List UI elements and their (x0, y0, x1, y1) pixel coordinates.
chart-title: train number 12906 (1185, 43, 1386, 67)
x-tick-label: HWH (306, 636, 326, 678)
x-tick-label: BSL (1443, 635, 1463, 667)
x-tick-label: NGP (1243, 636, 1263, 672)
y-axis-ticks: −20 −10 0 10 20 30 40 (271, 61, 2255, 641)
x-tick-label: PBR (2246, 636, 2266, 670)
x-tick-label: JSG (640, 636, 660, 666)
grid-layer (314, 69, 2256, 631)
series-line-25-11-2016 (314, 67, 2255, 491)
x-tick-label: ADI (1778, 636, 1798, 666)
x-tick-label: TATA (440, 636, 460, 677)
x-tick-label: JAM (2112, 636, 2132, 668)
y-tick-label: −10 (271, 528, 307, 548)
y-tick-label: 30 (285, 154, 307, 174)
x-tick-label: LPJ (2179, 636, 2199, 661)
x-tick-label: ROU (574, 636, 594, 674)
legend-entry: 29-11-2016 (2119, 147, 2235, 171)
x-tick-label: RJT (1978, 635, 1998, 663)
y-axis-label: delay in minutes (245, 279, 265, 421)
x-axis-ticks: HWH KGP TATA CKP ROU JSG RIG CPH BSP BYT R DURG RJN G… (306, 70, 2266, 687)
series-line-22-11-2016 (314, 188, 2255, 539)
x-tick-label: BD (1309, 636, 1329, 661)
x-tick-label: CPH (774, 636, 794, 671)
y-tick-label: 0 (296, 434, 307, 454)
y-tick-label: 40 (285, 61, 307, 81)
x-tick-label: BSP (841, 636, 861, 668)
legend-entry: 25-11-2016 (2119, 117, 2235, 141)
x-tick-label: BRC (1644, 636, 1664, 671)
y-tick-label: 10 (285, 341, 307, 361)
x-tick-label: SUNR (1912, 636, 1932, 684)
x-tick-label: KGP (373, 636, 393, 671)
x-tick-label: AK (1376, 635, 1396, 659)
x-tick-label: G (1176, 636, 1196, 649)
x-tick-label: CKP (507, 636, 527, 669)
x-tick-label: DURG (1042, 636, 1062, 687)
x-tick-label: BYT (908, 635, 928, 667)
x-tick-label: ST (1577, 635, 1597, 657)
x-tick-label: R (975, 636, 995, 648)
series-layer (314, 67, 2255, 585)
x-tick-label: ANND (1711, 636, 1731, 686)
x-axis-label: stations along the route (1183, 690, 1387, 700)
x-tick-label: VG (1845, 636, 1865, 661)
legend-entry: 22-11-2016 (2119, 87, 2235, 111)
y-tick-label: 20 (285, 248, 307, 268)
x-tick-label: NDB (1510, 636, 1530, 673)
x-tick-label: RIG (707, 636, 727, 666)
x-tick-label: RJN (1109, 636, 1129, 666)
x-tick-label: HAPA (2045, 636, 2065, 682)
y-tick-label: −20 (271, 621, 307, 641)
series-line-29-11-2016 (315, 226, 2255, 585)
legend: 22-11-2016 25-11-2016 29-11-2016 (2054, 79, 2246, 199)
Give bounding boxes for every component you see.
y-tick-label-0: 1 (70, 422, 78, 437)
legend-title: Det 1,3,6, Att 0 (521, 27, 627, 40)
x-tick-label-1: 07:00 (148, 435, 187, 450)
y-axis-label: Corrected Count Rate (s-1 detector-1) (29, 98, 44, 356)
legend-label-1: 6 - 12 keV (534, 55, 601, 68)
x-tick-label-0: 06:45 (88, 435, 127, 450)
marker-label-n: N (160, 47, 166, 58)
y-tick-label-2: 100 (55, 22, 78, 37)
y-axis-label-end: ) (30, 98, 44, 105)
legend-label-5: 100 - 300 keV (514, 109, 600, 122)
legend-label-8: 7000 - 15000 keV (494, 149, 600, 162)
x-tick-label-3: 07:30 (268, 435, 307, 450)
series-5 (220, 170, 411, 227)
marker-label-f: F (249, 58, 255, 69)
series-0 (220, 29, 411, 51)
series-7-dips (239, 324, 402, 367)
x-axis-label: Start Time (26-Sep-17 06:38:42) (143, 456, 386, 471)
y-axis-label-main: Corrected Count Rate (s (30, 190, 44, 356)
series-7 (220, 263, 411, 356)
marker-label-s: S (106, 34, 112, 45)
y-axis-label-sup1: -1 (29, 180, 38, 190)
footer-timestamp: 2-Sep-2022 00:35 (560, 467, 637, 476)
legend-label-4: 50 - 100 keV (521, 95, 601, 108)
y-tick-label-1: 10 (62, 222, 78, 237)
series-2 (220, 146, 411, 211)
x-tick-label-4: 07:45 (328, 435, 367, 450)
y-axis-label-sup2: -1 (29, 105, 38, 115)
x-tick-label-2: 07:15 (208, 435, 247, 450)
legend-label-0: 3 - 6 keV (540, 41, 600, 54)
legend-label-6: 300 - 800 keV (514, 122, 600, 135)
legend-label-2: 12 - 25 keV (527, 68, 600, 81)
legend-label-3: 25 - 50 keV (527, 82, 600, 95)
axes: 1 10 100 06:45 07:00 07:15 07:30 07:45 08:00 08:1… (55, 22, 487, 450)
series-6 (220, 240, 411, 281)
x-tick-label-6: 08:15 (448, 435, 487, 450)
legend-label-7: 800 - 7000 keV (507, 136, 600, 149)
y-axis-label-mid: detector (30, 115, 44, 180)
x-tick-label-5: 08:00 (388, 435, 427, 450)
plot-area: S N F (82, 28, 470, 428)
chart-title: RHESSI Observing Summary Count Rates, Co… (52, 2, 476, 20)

# [Directions]
Retype every line of the entries above without any change.

# [Correct result]
List UI elements and their (x0, y0, x1, y1) pixel coordinates.
chart-title: train number 12906 (1185, 43, 1386, 67)
x-tick-label: HWH (306, 636, 326, 678)
x-tick-label: BSL (1443, 635, 1463, 667)
x-tick-label: NGP (1243, 636, 1263, 672)
y-axis-ticks: −20 −10 0 10 20 30 40 (271, 61, 2255, 641)
x-tick-label: PBR (2246, 636, 2266, 670)
x-tick-label: JSG (640, 636, 660, 666)
grid-layer (314, 69, 2256, 631)
series-line-25-11-2016 (314, 67, 2255, 491)
x-tick-label: ADI (1778, 636, 1798, 666)
x-tick-label: TATA (440, 636, 460, 677)
x-tick-label: JAM (2112, 636, 2132, 668)
y-tick-label: −10 (271, 528, 307, 548)
y-tick-label: 30 (285, 154, 307, 174)
x-tick-label: LPJ (2179, 636, 2199, 661)
x-tick-label: ROU (574, 636, 594, 674)
legend-entry: 29-11-2016 (2119, 147, 2235, 171)
x-tick-label: RJT (1978, 635, 1998, 663)
y-axis-label: delay in minutes (245, 279, 265, 421)
x-axis-ticks: HWH KGP TATA CKP ROU JSG RIG CPH BSP BYT R DURG RJN G… (306, 70, 2266, 687)
series-line-22-11-2016 (314, 188, 2255, 539)
x-tick-label: BD (1309, 636, 1329, 661)
x-tick-label: CPH (774, 636, 794, 671)
y-tick-label: 0 (296, 434, 307, 454)
y-tick-label: 40 (285, 61, 307, 81)
x-tick-label: BSP (841, 636, 861, 668)
legend-entry: 25-11-2016 (2119, 117, 2235, 141)
x-tick-label: BRC (1644, 636, 1664, 671)
y-tick-label: 10 (285, 341, 307, 361)
x-tick-label: SUNR (1912, 636, 1932, 684)
x-tick-label: KGP (373, 636, 393, 671)
x-tick-label: AK (1376, 635, 1396, 659)
x-tick-label: G (1176, 636, 1196, 649)
x-tick-label: CKP (507, 636, 527, 669)
x-tick-label: DURG (1042, 636, 1062, 687)
x-tick-label: BYT (908, 635, 928, 667)
x-tick-label: ST (1577, 635, 1597, 657)
x-tick-label: R (975, 636, 995, 648)
series-layer (314, 67, 2255, 585)
x-tick-label: ANND (1711, 636, 1731, 686)
x-axis-label: stations along the route (1183, 690, 1387, 700)
x-tick-label: VG (1845, 636, 1865, 661)
legend-entry: 22-11-2016 (2119, 87, 2235, 111)
y-tick-label: 20 (285, 248, 307, 268)
x-tick-label: NDB (1510, 636, 1530, 673)
x-tick-label: RIG (707, 636, 727, 666)
x-tick-label: RJN (1109, 636, 1129, 666)
x-tick-label: HAPA (2045, 636, 2065, 682)
y-tick-label: −20 (271, 621, 307, 641)
series-line-29-11-2016 (315, 226, 2255, 585)
legend: 22-11-2016 25-11-2016 29-11-2016 (2054, 79, 2246, 199)
Give bounding boxes for every component you see.
y-tick-label-0: 1 (70, 422, 78, 437)
legend-title: Det 1,3,6, Att 0 (521, 27, 627, 40)
x-tick-label-1: 07:00 (148, 435, 187, 450)
y-axis-label: Corrected Count Rate (s-1 detector-1) (29, 98, 44, 356)
legend-label-1: 6 - 12 keV (534, 55, 601, 68)
x-tick-label-0: 06:45 (88, 435, 127, 450)
marker-label-n: N (160, 47, 166, 58)
y-tick-label-2: 100 (55, 22, 78, 37)
y-axis-label-end: ) (30, 98, 44, 105)
legend-label-5: 100 - 300 keV (514, 109, 600, 122)
legend-label-8: 7000 - 15000 keV (494, 149, 600, 162)
x-tick-label-3: 07:30 (268, 435, 307, 450)
series-5 (220, 170, 411, 227)
marker-label-f: F (249, 58, 255, 69)
series-0 (220, 29, 411, 51)
series-7-dips (239, 324, 402, 367)
x-axis-label: Start Time (26-Sep-17 06:38:42) (143, 456, 386, 471)
y-axis-label-main: Corrected Count Rate (s (30, 190, 44, 356)
series-7 (220, 263, 411, 356)
marker-label-s: S (106, 34, 112, 45)
y-axis-label-sup1: -1 (29, 180, 38, 190)
footer-timestamp: 2-Sep-2022 00:35 (560, 467, 637, 476)
legend-label-4: 50 - 100 keV (521, 95, 601, 108)
y-tick-label-1: 10 (62, 222, 78, 237)
series-2 (220, 146, 411, 211)
x-tick-label-4: 07:45 (328, 435, 367, 450)
y-axis-label-sup2: -1 (29, 105, 38, 115)
x-tick-label-2: 07:15 (208, 435, 247, 450)
legend-label-0: 3 - 6 keV (540, 41, 600, 54)
legend-label-6: 300 - 800 keV (514, 122, 600, 135)
legend-label-2: 12 - 25 keV (527, 68, 600, 81)
legend-label-3: 25 - 50 keV (527, 82, 600, 95)
axes: 1 10 100 06:45 07:00 07:15 07:30 07:45 08:00 08:1… (55, 22, 487, 450)
series-6 (220, 240, 411, 281)
x-tick-label-6: 08:15 (448, 435, 487, 450)
legend-label-7: 800 - 7000 keV (507, 136, 600, 149)
y-axis-label-mid: detector (30, 115, 44, 180)
x-tick-label-5: 08:00 (388, 435, 427, 450)
plot-area: S N F (82, 28, 470, 428)
chart-title: RHESSI Observing Summary Count Rates, Co… (52, 2, 476, 20)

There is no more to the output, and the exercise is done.